Information provided:

⟨

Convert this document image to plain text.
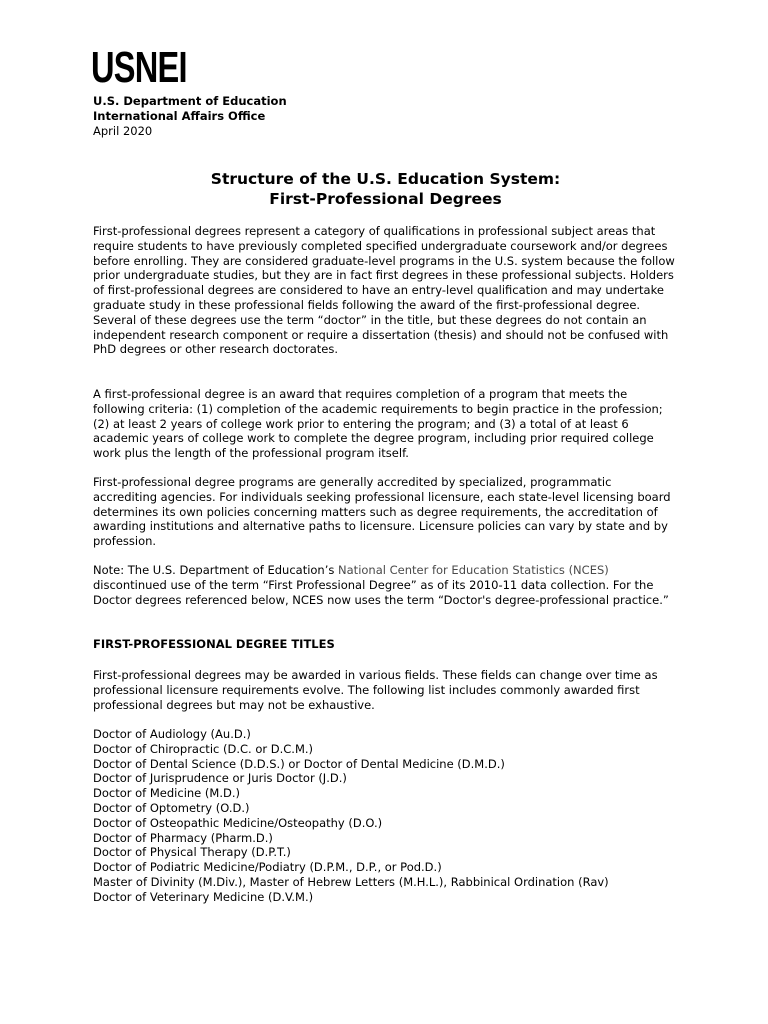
USNEI
U.S. Department of Education
International Affairs Office
April 2020
Structure of the U.S. Education System:
First-Professional Degrees

First-professional degrees represent a category of qualifications in professional subject areas that require students to have previously completed specified undergraduate coursework and/or degrees before enrolling. They are considered graduate-level programs in the U.S. system because the follow prior undergraduate studies, but they are in fact first degrees in these professional subjects. Holders of first-professional degrees are considered to have an entry-level qualification and may undertake graduate study in these professional fields following the award of the first-professional degree. Several of these degrees use the term “doctor” in the title, but these degrees do not contain an independent research component or require a dissertation (thesis) and should not be confused with PhD degrees or other research doctorates.

A first-professional degree is an award that requires completion of a program that meets the following criteria: (1) completion of the academic requirements to begin practice in the profession; (2) at least 2 years of college work prior to entering the program; and (3) a total of at least 6 academic years of college work to complete the degree program, including prior required college work plus the length of the professional program itself.

First-professional degree programs are generally accredited by specialized, programmatic accrediting agencies. For individuals seeking professional licensure, each state-level licensing board determines its own policies concerning matters such as degree requirements, the accreditation of awarding institutions and alternative paths to licensure. Licensure policies can vary by state and by profession.

Note: The U.S. Department of Education’s National Center for Education Statistics (NCES) discontinued use of the term “First Professional Degree” as of its 2010-11 data collection. For the Doctor degrees referenced below, NCES now uses the term “Doctor's degree-professional practice.”

FIRST-PROFESSIONAL DEGREE TITLES

First-professional degrees may be awarded in various fields. These fields can change over time as professional licensure requirements evolve. The following list includes commonly awarded first professional degrees but may not be exhaustive.

Doctor of Audiology (Au.D.)
Doctor of Chiropractic (D.C. or D.C.M.)
Doctor of Dental Science (D.D.S.) or Doctor of Dental Medicine (D.M.D.)
Doctor of Jurisprudence or Juris Doctor (J.D.)
Doctor of Medicine (M.D.)
Doctor of Optometry (O.D.)
Doctor of Osteopathic Medicine/Osteopathy (D.O.)
Doctor of Pharmacy (Pharm.D.)
Doctor of Physical Therapy (D.P.T.)
Doctor of Podiatric Medicine/Podiatry (D.P.M., D.P., or Pod.D.)
Master of Divinity (M.Div.), Master of Hebrew Letters (M.H.L.), Rabbinical Ordination (Rav)
Doctor of Veterinary Medicine (D.V.M.)
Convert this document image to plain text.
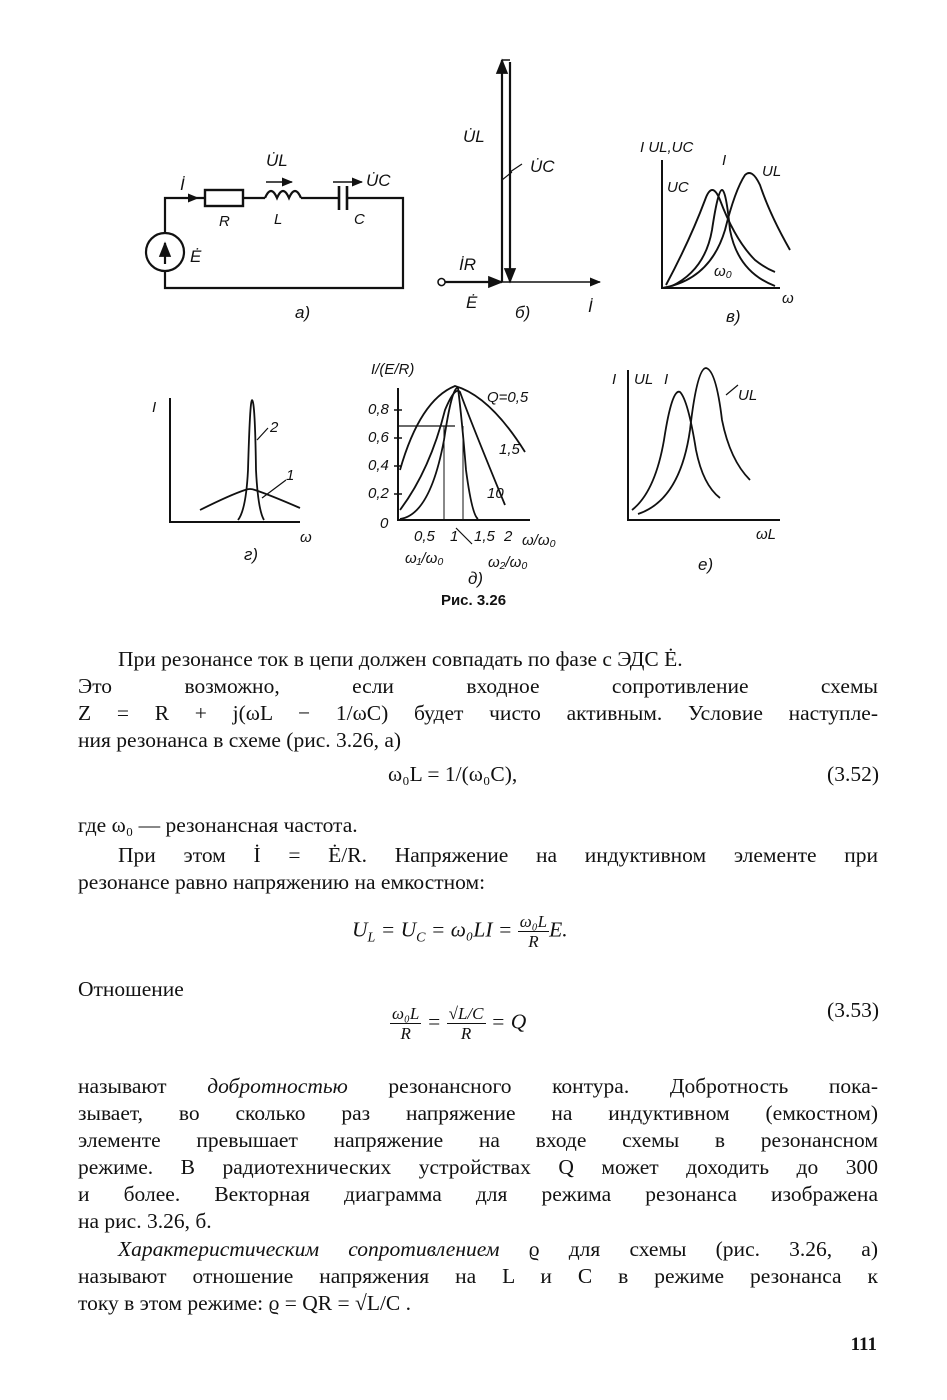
İ
U̇L
U̇C
R	L	C
Ė
a)
U̇L
U̇C
İR
Ė	İ
б)
I UL,UC
UC
I
UL
ω₀
ω
в)
I
2
1
ω
г)
I/(E/R)
Q=0,5
1,5
10
0,8
0,6
0,4
0,2
0
0,5 1 1,5 2 ω/ω₀
ω₁/ω₀	ω₂/ω₀
д)
I UL I
UL
ωL
е)
Рис. 3.26
При резонансе ток в цепи должен совпадать по фазе с ЭДС Ė.
Это возможно, если входное сопротивление схемы
Z = R + j(ωL − 1/ωC) будет чисто активным. Условие наступле-
ния резонанса в схеме (рис. 3.26, a)
ω₀L = 1/(ω₀C),	(3.52)
где ω₀ — резонансная частота.
При этом İ = Ė/R. Напряжение на индуктивном элементе при
резонансе равно напряжению на емкостном:
$U_L = U_C = \omega_0LI = \frac{\text{ω₀L}}{R} E$.
Отношение
$\frac{\text{ω₀L}}{R} = \frac{√L/C}{R} = Q$	(3.53)
называют добротностью резонансного контура. Добротность пока-
зывает, во сколько раз напряжение на индуктивном (емкостном)
элементе превышает напряжение на входе схемы в резонансном
режиме. В радиотехнических устройствах Q может доходить до 300
и более. Векторная диаграмма для режима резонанса изображена
на рис. 3.26, б.
Характеристическим сопротивлением ϱ для схемы (рис. 3.26, a)
называют отношение напряжения на L и C в режиме резонанса к
току в этом режиме: ϱ = QR = √L/C .
111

⟩

Instruction: Copy the entries exactly. Leave out the images.

Correct result:
Convert this document image to plain text.
USNEI
U.S. Department of Education
International Affairs Office
April 2020
Structure of the U.S. Education System:
First-Professional Degrees

First-professional degrees represent a category of qualifications in professional subject areas that require students to have previously completed specified undergraduate coursework and/or degrees before enrolling. They are considered graduate-level programs in the U.S. system because the follow prior undergraduate studies, but they are in fact first degrees in these professional subjects. Holders of first-professional degrees are considered to have an entry-level qualification and may undertake graduate study in these professional fields following the award of the first-professional degree. Several of these degrees use the term “doctor” in the title, but these degrees do not contain an independent research component or require a dissertation (thesis) and should not be confused with PhD degrees or other research doctorates.

A first-professional degree is an award that requires completion of a program that meets the following criteria: (1) completion of the academic requirements to begin practice in the profession; (2) at least 2 years of college work prior to entering the program; and (3) a total of at least 6 academic years of college work to complete the degree program, including prior required college work plus the length of the professional program itself.

First-professional degree programs are generally accredited by specialized, programmatic accrediting agencies. For individuals seeking professional licensure, each state-level licensing board determines its own policies concerning matters such as degree requirements, the accreditation of awarding institutions and alternative paths to licensure. Licensure policies can vary by state and by profession.

Note: The U.S. Department of Education’s National Center for Education Statistics (NCES) discontinued use of the term “First Professional Degree” as of its 2010-11 data collection. For the Doctor degrees referenced below, NCES now uses the term “Doctor's degree-professional practice.”

FIRST-PROFESSIONAL DEGREE TITLES

First-professional degrees may be awarded in various fields. These fields can change over time as professional licensure requirements evolve. The following list includes commonly awarded first professional degrees but may not be exhaustive.

Doctor of Audiology (Au.D.)
Doctor of Chiropractic (D.C. or D.C.M.)
Doctor of Dental Science (D.D.S.) or Doctor of Dental Medicine (D.M.D.)
Doctor of Jurisprudence or Juris Doctor (J.D.)
Doctor of Medicine (M.D.)
Doctor of Optometry (O.D.)
Doctor of Osteopathic Medicine/Osteopathy (D.O.)
Doctor of Pharmacy (Pharm.D.)
Doctor of Physical Therapy (D.P.T.)
Doctor of Podiatric Medicine/Podiatry (D.P.M., D.P., or Pod.D.)
Master of Divinity (M.Div.), Master of Hebrew Letters (M.H.L.), Rabbinical Ordination (Rav)
Doctor of Veterinary Medicine (D.V.M.)
Convert this document image to plain text.
İ
U̇L
U̇C
R	L	C
Ė
a)
U̇L
U̇C
İR
Ė	İ
б)
I UL,UC
UC
I
UL
ω₀
ω
в)
I
2
1
ω
г)
I/(E/R)
Q=0,5
1,5
10
0,8
0,6
0,4
0,2
0
0,5 1 1,5 2 ω/ω₀
ω₁/ω₀	ω₂/ω₀
д)
I UL I
UL
ωL
е)
Рис. 3.26
При резонансе ток в цепи должен совпадать по фазе с ЭДС Ė.
Это возможно, если входное сопротивление схемы
Z = R + j(ωL − 1/ωC) будет чисто активным. Условие наступле-
ния резонанса в схеме (рис. 3.26, a)
ω₀L = 1/(ω₀C),	(3.52)
где ω₀ — резонансная частота.
При этом İ = Ė/R. Напряжение на индуктивном элементе при
резонансе равно напряжению на емкостном:
$U_L = U_C = \omega_0LI = \frac{\text{ω₀L}}{R} E$.
Отношение
$\frac{\text{ω₀L}}{R} = \frac{√L/C}{R} = Q$	(3.53)
называют добротностью резонансного контура. Добротность пока-
зывает, во сколько раз напряжение на индуктивном (емкостном)
элементе превышает напряжение на входе схемы в резонансном
режиме. В радиотехнических устройствах Q может доходить до 300
и более. Векторная диаграмма для режима резонанса изображена
на рис. 3.26, б.
Характеристическим сопротивлением ϱ для схемы (рис. 3.26, a)
называют отношение напряжения на L и C в режиме резонанса к
току в этом режиме: ϱ = QR = √L/C .
111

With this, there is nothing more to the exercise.